▶ [Requirements] Check each line of the listing for the string "marker", then state how many lines have it. Only the number is wanted.

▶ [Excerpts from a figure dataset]
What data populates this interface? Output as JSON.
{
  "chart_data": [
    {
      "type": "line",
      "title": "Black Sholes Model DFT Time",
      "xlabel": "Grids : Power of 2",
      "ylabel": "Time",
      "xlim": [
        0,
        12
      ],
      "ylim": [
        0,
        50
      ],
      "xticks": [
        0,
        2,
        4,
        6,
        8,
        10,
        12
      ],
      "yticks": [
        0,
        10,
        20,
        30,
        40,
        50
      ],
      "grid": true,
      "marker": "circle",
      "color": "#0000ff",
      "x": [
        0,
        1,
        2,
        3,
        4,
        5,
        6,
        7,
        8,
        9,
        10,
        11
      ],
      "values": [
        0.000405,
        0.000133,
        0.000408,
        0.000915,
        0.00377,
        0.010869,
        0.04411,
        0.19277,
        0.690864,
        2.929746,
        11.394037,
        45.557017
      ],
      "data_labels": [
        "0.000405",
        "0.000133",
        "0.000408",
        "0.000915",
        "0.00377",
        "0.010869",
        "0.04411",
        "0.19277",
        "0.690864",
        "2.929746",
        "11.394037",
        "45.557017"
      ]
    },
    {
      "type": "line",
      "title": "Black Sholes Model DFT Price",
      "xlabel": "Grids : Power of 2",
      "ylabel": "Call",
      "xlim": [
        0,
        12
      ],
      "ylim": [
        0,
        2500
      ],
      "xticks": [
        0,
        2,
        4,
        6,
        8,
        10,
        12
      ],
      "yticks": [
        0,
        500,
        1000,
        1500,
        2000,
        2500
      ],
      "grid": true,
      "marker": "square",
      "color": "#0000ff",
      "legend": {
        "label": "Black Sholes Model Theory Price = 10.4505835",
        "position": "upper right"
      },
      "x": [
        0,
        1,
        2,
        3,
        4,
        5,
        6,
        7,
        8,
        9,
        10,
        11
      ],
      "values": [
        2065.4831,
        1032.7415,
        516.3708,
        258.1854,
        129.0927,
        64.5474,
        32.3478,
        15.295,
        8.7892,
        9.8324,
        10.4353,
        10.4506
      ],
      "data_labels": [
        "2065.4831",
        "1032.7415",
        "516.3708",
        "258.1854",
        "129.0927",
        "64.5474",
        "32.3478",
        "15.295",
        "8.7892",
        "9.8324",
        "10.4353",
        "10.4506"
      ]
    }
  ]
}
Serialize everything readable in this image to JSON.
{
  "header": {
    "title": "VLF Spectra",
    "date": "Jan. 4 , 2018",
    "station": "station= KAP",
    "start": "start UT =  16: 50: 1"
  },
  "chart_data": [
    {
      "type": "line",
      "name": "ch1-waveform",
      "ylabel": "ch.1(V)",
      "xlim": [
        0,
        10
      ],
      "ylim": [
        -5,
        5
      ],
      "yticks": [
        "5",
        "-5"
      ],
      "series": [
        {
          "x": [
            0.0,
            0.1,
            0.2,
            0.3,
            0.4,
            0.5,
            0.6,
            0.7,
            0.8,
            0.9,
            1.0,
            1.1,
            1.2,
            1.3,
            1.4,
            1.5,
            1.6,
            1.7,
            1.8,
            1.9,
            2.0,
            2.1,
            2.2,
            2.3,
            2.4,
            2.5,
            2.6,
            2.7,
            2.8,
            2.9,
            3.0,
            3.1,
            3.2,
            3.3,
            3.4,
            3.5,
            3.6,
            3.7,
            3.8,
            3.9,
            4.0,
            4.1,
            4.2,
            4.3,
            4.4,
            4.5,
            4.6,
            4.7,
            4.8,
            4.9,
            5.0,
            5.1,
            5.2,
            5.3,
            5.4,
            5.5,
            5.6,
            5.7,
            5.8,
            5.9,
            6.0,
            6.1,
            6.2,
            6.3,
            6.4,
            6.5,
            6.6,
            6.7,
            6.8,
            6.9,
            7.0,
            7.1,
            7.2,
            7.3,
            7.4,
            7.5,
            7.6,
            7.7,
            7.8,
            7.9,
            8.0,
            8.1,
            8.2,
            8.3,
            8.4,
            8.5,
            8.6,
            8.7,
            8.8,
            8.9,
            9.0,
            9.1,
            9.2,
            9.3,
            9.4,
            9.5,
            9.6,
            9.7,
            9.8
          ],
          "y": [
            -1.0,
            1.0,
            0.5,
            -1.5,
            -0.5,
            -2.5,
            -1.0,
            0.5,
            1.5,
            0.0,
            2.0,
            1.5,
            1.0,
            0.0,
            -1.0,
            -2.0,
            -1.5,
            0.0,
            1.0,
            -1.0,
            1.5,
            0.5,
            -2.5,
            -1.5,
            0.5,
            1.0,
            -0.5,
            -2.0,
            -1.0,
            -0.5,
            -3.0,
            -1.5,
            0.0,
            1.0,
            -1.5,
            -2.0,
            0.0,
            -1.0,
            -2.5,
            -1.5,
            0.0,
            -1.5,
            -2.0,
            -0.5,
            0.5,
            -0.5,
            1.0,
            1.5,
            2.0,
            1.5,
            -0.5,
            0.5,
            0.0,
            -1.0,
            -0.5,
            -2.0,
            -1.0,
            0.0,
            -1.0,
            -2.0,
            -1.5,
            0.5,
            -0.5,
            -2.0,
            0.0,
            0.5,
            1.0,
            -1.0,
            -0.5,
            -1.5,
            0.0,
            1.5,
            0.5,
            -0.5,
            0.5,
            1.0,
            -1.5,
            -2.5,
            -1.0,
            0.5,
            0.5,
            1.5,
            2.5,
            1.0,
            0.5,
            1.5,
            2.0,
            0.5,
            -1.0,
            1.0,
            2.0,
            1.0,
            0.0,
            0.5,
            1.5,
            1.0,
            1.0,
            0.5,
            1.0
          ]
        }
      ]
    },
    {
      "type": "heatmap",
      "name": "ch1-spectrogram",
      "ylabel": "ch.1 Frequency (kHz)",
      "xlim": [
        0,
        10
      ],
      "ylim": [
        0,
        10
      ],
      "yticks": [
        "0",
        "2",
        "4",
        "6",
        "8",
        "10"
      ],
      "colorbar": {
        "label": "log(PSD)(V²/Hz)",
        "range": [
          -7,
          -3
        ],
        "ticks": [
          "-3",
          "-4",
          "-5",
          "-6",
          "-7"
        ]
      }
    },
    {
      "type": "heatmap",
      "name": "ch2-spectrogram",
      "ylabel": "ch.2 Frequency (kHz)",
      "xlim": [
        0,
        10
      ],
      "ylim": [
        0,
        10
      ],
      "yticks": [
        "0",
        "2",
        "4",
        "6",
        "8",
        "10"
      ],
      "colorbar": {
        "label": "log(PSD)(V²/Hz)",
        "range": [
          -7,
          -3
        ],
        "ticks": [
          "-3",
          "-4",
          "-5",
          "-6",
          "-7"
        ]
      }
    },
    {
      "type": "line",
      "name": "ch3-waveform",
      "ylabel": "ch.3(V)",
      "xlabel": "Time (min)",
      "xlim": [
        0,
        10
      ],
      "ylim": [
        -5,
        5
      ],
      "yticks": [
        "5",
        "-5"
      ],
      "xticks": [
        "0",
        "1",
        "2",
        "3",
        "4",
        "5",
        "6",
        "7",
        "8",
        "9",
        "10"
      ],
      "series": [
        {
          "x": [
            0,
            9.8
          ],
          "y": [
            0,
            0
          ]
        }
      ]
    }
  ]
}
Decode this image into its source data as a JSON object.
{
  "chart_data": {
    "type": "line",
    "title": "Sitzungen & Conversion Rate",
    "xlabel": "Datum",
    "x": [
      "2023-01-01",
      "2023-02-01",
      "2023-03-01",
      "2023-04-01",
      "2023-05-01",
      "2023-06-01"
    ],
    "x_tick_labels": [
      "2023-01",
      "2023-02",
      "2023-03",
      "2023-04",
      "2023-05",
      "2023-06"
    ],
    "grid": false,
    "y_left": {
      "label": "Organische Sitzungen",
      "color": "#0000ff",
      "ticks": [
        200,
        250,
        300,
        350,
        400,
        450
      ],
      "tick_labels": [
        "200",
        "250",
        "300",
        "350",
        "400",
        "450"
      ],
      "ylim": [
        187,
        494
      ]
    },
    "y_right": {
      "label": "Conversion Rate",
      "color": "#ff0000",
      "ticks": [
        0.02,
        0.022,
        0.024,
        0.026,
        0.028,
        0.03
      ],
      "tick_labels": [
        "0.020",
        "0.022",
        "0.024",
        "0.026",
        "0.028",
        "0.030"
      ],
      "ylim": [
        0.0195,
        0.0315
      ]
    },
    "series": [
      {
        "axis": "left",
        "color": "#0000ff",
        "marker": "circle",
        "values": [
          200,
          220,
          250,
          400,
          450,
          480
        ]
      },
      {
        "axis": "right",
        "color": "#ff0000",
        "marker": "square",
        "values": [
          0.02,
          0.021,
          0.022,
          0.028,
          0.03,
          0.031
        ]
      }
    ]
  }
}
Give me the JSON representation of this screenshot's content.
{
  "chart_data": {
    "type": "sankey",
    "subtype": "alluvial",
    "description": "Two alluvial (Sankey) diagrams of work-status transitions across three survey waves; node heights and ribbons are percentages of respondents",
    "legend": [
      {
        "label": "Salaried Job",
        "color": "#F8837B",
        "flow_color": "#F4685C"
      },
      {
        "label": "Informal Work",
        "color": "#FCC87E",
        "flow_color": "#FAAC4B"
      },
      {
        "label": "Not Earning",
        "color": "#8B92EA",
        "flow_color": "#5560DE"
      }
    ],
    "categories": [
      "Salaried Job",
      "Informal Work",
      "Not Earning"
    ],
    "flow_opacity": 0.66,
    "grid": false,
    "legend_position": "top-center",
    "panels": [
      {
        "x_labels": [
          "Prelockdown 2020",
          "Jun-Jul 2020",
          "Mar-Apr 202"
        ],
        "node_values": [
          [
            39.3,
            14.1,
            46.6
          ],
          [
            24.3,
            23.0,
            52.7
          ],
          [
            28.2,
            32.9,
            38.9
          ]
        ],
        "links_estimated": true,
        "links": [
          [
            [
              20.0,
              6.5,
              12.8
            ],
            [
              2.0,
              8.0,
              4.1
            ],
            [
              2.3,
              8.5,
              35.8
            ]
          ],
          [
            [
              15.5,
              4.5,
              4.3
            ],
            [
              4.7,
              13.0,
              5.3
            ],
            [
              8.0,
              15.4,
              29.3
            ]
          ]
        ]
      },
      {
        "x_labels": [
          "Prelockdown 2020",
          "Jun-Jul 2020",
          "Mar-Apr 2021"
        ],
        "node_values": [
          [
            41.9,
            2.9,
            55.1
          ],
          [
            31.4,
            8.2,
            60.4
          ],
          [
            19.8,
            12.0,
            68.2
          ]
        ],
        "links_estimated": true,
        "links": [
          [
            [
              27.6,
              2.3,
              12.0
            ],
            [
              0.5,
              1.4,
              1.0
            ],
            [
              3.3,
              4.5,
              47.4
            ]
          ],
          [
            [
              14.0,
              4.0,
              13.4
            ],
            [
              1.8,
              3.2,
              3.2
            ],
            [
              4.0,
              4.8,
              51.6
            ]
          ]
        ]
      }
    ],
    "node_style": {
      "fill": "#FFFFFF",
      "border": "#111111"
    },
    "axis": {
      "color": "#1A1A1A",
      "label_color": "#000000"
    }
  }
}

▶ [Solution to this task] 4